== Challenge ==
Copy every line with the string "freehand" in it.

== Provided data ==
• • • • • • •

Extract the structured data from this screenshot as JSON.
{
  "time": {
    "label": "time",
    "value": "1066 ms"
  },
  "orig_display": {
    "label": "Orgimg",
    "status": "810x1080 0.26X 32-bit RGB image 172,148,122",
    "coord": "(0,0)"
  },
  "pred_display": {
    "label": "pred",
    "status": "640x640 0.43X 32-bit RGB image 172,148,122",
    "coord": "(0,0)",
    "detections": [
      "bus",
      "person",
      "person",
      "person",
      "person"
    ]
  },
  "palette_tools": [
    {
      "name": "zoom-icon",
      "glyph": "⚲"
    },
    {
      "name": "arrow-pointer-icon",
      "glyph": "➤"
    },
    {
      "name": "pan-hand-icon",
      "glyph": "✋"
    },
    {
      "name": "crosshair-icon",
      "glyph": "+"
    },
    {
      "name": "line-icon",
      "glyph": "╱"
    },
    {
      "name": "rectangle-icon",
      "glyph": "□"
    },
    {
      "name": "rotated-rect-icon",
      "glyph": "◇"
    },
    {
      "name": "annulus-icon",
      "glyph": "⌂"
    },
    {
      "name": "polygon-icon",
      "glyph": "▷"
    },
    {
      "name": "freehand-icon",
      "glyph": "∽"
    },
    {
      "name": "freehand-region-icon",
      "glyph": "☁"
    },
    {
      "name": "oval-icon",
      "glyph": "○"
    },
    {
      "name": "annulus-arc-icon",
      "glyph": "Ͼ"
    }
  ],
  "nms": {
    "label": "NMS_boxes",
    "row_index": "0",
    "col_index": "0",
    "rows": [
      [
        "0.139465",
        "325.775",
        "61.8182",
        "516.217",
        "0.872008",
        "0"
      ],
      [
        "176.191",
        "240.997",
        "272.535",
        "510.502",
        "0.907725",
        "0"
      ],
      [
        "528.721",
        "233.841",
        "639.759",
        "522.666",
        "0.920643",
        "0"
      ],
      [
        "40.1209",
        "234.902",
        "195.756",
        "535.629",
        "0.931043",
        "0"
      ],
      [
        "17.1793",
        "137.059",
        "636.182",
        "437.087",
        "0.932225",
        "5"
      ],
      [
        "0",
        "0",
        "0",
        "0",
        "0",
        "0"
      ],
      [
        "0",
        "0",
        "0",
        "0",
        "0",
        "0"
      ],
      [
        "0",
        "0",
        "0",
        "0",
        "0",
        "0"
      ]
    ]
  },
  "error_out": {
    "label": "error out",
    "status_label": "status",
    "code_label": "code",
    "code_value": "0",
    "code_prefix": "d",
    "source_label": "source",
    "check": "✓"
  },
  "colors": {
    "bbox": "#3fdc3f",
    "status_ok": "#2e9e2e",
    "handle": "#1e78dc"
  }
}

• • • • • • •

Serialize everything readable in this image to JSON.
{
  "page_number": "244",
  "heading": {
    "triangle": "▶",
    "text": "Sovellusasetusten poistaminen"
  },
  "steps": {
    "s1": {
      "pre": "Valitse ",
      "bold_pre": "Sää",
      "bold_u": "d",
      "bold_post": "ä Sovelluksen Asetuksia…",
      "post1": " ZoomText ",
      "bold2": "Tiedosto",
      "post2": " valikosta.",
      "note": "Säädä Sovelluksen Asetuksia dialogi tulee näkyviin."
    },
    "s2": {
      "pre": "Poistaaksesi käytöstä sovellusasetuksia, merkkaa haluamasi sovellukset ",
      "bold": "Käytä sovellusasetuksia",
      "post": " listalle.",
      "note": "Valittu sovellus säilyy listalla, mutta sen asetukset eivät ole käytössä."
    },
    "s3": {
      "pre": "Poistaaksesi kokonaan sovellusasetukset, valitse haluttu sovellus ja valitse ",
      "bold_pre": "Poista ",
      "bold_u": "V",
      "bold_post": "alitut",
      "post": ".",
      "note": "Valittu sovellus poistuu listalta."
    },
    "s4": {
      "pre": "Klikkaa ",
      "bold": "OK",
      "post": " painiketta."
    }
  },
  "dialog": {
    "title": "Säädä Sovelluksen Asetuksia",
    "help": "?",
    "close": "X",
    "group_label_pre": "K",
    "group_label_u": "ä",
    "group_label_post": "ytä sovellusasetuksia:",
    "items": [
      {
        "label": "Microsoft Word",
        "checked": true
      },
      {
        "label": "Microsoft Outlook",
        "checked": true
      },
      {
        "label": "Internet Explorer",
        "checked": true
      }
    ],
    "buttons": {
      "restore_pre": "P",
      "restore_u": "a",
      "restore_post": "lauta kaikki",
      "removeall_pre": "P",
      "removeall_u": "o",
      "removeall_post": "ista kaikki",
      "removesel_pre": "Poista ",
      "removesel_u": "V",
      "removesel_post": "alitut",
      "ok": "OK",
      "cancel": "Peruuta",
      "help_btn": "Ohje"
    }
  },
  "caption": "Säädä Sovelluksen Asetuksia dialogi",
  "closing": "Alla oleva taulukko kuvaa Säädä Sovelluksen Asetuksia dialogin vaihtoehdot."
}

• • • • • • •

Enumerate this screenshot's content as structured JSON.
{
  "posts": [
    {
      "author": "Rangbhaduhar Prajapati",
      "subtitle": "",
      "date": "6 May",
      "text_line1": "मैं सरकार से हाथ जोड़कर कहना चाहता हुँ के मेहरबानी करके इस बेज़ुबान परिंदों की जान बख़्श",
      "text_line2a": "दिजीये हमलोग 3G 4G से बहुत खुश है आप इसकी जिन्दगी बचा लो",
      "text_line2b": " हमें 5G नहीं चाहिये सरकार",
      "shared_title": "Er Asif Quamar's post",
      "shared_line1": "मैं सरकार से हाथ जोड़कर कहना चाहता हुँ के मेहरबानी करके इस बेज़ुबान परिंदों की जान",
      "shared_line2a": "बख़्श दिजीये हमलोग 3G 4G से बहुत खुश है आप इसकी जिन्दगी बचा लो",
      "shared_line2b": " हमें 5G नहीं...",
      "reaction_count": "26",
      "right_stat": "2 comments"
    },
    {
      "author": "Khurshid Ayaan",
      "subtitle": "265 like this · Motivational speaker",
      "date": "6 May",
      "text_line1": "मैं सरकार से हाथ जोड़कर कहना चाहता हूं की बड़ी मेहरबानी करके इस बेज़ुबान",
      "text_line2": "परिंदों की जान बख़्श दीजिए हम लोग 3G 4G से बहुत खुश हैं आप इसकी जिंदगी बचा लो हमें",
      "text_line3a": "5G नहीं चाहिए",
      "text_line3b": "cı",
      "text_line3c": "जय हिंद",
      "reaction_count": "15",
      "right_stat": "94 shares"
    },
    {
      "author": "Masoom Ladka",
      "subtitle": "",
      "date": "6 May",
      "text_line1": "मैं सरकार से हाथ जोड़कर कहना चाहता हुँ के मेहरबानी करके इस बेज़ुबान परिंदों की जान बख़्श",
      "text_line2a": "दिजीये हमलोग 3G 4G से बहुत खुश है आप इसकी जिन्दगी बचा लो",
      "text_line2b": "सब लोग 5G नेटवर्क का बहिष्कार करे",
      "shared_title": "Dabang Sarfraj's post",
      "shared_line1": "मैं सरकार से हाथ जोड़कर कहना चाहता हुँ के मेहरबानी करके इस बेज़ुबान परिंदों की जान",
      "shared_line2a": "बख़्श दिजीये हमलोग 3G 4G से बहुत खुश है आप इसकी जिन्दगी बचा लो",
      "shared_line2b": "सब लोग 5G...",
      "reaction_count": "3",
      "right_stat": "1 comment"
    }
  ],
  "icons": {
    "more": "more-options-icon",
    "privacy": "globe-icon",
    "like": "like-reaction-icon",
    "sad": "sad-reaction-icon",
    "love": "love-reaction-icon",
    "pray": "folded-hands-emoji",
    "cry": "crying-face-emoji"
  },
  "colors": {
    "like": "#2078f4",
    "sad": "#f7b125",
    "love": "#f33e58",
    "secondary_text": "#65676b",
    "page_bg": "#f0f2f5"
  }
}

• • • • • • •

== Correct output ==
      "name": "freehand-icon",
      "name": "freehand-region-icon",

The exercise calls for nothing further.